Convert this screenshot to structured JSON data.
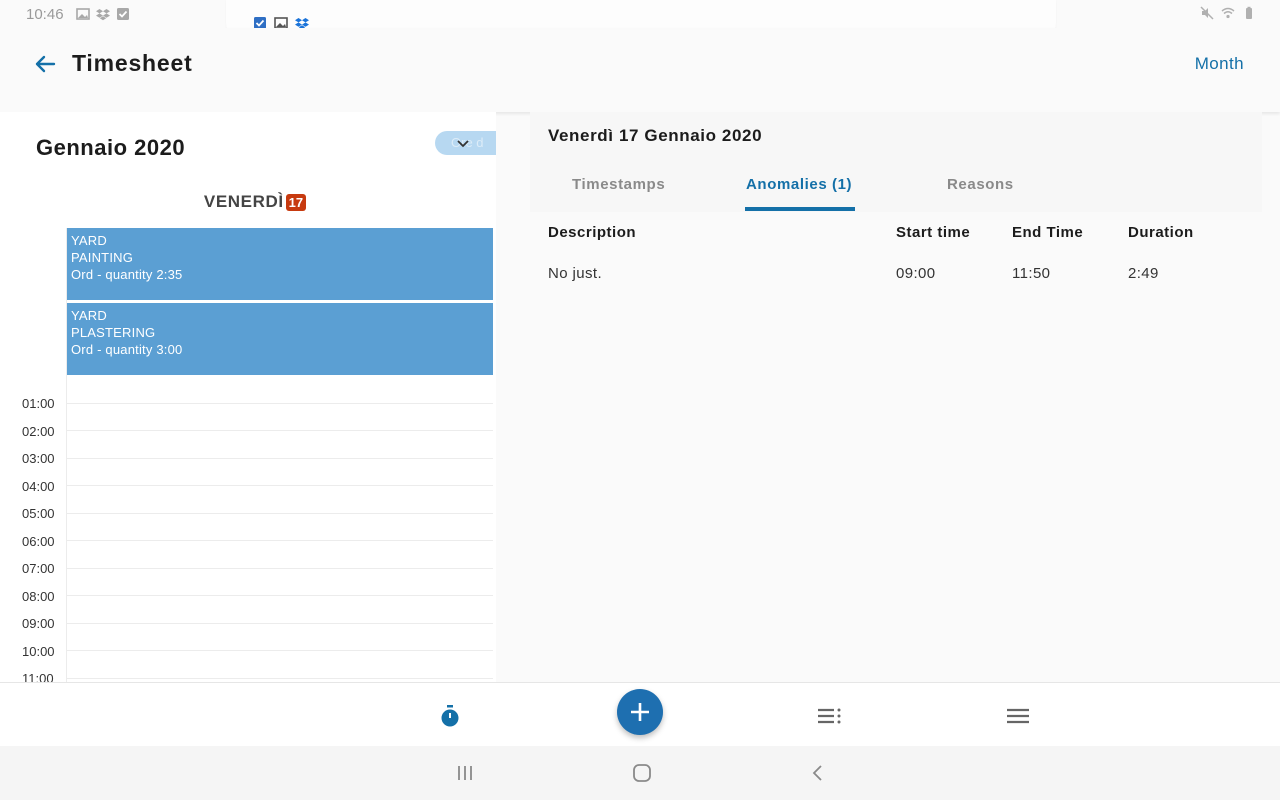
{
  "status_bar": {
    "time": "10:46",
    "left_icons": [
      "image-icon",
      "dropbox-icon",
      "checkbox-icon"
    ],
    "notification_icons": [
      "checkbox-icon",
      "image-icon",
      "dropbox-icon"
    ],
    "right_icons": [
      "mute-icon",
      "wifi-icon",
      "battery-icon"
    ]
  },
  "header": {
    "title": "Timesheet",
    "view_mode": "Month"
  },
  "calendar": {
    "month_label": "Gennaio 2020",
    "chip_text": "Ore d",
    "day_name": "VENERDÌ",
    "day_number": "17",
    "events": [
      {
        "line1": "YARD",
        "line2": "PAINTING",
        "line3": "Ord - quantity 2:35"
      },
      {
        "line1": "YARD",
        "line2": "PLASTERING",
        "line3": "Ord - quantity 3:00"
      }
    ],
    "hours": [
      "01:00",
      "02:00",
      "03:00",
      "04:00",
      "05:00",
      "06:00",
      "07:00",
      "08:00",
      "09:00",
      "10:00",
      "11:00"
    ]
  },
  "detail": {
    "date_title": "Venerdì 17 Gennaio 2020",
    "tabs": [
      {
        "label": "Timestamps",
        "active": false
      },
      {
        "label": "Anomalies (1)",
        "active": true
      },
      {
        "label": "Reasons",
        "active": false
      }
    ],
    "columns": [
      "Description",
      "Start time",
      "End Time",
      "Duration"
    ],
    "rows": [
      {
        "description": "No just.",
        "start": "09:00",
        "end": "11:50",
        "duration": "2:49"
      }
    ]
  },
  "bottom_nav": {
    "items": [
      "stopwatch-icon",
      "add-icon",
      "list-icon",
      "menu-icon"
    ]
  },
  "colors": {
    "accent": "#1470a8",
    "event": "#5b9fd3",
    "fab": "#1e6fb0",
    "day_badge": "#c73a0f"
  }
}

# Given task
Output the data above without changes, apart from leaving out the pictures.

# Exercise answer
Convert this screenshot to structured JSON data.
{
  "status_bar": {
    "time": "10:46",
    "left_icons": [
      "image-icon",
      "dropbox-icon",
      "checkbox-icon"
    ],
    "notification_icons": [
      "checkbox-icon",
      "image-icon",
      "dropbox-icon"
    ],
    "right_icons": [
      "mute-icon",
      "wifi-icon",
      "battery-icon"
    ]
  },
  "header": {
    "title": "Timesheet",
    "view_mode": "Month"
  },
  "calendar": {
    "month_label": "Gennaio 2020",
    "chip_text": "Ore d",
    "day_name": "VENERDÌ",
    "day_number": "17",
    "events": [
      {
        "line1": "YARD",
        "line2": "PAINTING",
        "line3": "Ord - quantity 2:35"
      },
      {
        "line1": "YARD",
        "line2": "PLASTERING",
        "line3": "Ord - quantity 3:00"
      }
    ],
    "hours": [
      "01:00",
      "02:00",
      "03:00",
      "04:00",
      "05:00",
      "06:00",
      "07:00",
      "08:00",
      "09:00",
      "10:00",
      "11:00"
    ]
  },
  "detail": {
    "date_title": "Venerdì 17 Gennaio 2020",
    "tabs": [
      {
        "label": "Timestamps",
        "active": false
      },
      {
        "label": "Anomalies (1)",
        "active": true
      },
      {
        "label": "Reasons",
        "active": false
      }
    ],
    "columns": [
      "Description",
      "Start time",
      "End Time",
      "Duration"
    ],
    "rows": [
      {
        "description": "No just.",
        "start": "09:00",
        "end": "11:50",
        "duration": "2:49"
      }
    ]
  },
  "bottom_nav": {
    "items": [
      "stopwatch-icon",
      "add-icon",
      "list-icon",
      "menu-icon"
    ]
  },
  "colors": {
    "accent": "#1470a8",
    "event": "#5b9fd3",
    "fab": "#1e6fb0",
    "day_badge": "#c73a0f"
  }
}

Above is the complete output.